- Working data
_ _ _ _
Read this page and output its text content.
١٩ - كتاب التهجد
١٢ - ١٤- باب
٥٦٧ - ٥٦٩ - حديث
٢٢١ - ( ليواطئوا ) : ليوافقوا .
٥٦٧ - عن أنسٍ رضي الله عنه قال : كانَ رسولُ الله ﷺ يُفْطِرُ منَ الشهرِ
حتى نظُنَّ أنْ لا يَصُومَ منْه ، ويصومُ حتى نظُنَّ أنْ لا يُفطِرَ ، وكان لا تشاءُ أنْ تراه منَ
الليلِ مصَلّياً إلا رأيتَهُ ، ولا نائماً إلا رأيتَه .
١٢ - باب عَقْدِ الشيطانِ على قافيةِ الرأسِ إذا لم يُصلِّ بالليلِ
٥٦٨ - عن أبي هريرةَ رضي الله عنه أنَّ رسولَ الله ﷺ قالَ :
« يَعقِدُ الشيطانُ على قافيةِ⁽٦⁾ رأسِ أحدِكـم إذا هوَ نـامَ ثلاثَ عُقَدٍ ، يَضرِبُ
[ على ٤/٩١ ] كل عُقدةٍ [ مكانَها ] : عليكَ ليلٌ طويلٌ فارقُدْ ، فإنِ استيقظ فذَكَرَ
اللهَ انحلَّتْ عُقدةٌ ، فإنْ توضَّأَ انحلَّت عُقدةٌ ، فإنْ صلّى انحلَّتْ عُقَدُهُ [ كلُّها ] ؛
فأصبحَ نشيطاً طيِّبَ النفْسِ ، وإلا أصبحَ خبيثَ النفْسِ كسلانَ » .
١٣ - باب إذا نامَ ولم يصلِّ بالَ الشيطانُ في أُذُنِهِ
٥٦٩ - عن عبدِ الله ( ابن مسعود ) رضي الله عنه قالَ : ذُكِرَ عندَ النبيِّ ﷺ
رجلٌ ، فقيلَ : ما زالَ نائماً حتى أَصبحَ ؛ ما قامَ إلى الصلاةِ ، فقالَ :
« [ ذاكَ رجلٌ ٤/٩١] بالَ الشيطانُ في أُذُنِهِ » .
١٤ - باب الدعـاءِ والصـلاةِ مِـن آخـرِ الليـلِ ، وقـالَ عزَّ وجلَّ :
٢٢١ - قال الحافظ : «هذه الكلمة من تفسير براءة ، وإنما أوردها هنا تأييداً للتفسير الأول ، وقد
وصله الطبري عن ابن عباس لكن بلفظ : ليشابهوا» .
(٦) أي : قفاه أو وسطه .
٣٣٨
_ _ _ _
- Problem to work on
Check each line in the listing above for the string "الله", then report how many lines contain it, with no other text.

- Task solution
4